--- START OF Data provided ---
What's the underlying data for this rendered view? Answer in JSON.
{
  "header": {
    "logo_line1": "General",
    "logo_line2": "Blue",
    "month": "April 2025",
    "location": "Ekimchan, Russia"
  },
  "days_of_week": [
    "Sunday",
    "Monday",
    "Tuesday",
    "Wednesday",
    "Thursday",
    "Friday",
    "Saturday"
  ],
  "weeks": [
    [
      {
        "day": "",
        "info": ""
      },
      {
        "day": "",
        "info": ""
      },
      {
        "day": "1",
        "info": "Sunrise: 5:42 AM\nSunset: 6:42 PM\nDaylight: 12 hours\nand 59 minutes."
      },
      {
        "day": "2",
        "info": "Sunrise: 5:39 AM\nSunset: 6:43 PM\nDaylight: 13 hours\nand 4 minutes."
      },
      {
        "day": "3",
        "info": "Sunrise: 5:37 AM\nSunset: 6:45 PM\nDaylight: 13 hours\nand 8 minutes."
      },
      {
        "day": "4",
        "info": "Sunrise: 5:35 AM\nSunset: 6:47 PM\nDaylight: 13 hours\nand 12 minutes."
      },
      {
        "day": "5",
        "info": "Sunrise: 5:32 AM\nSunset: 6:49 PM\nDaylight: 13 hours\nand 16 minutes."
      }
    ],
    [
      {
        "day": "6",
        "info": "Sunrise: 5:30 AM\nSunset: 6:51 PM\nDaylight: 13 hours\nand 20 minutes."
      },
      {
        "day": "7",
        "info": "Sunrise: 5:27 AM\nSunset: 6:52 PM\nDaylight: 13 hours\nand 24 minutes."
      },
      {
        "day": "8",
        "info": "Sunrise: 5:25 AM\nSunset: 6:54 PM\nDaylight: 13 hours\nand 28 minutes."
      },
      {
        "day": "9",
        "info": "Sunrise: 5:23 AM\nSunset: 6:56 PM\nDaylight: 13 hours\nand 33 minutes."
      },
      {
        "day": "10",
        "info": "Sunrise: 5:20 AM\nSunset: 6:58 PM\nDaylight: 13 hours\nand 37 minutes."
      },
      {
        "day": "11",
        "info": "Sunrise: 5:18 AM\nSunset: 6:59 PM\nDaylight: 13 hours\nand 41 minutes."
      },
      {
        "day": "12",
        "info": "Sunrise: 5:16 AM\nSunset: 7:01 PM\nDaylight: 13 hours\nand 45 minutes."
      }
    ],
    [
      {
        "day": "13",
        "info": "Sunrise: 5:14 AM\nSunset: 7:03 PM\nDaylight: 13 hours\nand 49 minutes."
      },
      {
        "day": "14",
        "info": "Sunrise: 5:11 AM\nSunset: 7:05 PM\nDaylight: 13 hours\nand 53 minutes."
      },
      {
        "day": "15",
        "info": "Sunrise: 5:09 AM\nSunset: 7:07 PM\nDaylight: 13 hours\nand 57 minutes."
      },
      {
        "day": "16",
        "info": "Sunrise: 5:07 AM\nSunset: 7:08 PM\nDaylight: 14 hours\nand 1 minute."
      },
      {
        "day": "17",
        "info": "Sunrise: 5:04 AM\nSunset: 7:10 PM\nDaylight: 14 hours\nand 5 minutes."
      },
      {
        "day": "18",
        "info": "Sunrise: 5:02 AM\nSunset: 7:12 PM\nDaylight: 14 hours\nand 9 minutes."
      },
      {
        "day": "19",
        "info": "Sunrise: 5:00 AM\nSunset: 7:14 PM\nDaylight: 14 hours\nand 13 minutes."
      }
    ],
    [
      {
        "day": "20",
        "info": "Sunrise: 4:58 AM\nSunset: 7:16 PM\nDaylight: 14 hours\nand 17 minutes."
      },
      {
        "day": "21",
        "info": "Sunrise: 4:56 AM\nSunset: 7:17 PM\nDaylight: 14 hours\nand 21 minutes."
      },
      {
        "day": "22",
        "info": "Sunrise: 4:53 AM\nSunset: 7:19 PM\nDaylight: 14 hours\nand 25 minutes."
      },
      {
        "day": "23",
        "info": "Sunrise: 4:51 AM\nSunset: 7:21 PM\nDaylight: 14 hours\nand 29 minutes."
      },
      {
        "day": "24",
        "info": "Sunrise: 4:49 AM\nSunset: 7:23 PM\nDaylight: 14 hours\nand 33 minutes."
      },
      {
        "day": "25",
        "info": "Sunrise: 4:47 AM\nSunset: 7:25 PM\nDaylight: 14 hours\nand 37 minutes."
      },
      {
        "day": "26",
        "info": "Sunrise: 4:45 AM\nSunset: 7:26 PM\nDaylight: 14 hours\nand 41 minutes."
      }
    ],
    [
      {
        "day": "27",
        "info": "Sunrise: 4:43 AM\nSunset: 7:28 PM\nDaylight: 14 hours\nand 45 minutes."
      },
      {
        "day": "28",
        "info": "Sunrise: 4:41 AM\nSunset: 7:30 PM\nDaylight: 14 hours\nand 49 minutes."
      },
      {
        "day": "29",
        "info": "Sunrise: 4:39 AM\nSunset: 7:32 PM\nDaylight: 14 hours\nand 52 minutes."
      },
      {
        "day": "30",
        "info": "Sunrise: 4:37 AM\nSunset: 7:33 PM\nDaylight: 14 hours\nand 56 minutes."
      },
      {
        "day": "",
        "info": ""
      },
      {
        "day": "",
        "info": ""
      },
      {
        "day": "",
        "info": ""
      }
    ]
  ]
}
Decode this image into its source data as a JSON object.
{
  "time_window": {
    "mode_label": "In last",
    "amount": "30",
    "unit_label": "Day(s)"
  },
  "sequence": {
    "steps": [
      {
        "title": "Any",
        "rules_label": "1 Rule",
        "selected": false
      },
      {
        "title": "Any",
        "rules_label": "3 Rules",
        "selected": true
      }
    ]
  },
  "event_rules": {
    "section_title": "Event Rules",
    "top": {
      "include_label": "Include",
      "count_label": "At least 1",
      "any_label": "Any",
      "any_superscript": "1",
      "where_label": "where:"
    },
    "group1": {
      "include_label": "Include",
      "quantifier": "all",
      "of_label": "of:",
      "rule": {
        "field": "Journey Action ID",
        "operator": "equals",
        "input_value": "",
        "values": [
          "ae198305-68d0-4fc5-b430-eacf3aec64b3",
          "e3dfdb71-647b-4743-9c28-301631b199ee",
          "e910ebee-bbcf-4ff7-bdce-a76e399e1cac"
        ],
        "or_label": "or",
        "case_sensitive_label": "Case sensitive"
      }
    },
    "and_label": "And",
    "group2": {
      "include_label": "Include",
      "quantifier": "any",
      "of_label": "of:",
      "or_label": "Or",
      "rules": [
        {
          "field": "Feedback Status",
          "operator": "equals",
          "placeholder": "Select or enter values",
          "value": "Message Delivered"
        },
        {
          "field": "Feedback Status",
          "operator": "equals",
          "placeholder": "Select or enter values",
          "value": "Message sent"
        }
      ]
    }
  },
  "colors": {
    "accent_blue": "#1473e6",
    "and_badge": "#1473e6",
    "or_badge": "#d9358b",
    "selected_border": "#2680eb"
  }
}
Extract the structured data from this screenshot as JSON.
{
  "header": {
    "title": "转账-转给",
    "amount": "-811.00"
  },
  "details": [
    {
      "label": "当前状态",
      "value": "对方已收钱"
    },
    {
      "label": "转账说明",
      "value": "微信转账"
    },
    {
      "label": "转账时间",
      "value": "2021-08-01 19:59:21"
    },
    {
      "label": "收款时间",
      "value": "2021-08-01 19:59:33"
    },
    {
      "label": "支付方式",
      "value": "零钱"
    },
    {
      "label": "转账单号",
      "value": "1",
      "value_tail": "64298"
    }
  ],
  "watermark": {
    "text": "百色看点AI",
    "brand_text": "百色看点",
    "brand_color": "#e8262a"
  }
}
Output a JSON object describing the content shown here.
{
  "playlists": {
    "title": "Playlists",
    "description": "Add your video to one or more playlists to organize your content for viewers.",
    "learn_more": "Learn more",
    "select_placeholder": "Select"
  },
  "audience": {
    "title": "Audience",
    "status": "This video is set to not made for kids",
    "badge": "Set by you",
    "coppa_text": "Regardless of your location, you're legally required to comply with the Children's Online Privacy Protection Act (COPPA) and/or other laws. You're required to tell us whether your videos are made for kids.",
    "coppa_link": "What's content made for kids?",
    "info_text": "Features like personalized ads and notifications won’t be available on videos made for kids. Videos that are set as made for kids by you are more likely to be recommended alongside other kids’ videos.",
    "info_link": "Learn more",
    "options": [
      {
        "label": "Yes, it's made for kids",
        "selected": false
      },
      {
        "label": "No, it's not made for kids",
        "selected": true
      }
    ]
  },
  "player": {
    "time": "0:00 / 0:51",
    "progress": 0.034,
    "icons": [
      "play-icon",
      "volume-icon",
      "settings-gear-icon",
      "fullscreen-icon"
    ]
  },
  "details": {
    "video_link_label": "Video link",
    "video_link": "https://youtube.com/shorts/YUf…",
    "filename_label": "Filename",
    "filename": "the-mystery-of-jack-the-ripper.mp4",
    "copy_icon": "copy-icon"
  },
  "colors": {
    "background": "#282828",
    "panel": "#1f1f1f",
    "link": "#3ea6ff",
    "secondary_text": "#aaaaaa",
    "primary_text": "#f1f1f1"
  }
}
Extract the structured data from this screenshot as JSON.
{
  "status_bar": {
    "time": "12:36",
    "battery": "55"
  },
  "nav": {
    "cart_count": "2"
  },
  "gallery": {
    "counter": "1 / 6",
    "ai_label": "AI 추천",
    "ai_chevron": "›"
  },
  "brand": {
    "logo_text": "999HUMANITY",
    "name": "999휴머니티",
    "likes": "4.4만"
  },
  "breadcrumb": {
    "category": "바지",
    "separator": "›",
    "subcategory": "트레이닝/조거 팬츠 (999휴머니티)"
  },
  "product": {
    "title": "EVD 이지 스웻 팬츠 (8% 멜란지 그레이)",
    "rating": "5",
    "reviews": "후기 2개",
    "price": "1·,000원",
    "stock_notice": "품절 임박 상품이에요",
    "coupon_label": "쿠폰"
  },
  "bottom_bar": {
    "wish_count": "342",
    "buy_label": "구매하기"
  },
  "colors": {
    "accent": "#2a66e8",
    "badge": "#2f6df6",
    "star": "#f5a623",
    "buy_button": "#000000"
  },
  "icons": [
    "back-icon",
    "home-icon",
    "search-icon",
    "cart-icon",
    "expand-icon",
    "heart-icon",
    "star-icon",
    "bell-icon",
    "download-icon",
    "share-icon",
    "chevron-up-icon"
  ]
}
--- END OF Data provided ---
**Task objective**
Go through the lines above. Select every one that has the string "more".

**Result below**
    "description": "Add your video to one or more playlists to organize your content for viewers.",
    "learn_more": "Learn more",
    "info_text": "Features like personalized ads and notifications won’t be available on videos made for kids. Videos that are set as made for kids by you are more likely to be recommended alongside other kids’ videos.",
    "info_link": "Learn more",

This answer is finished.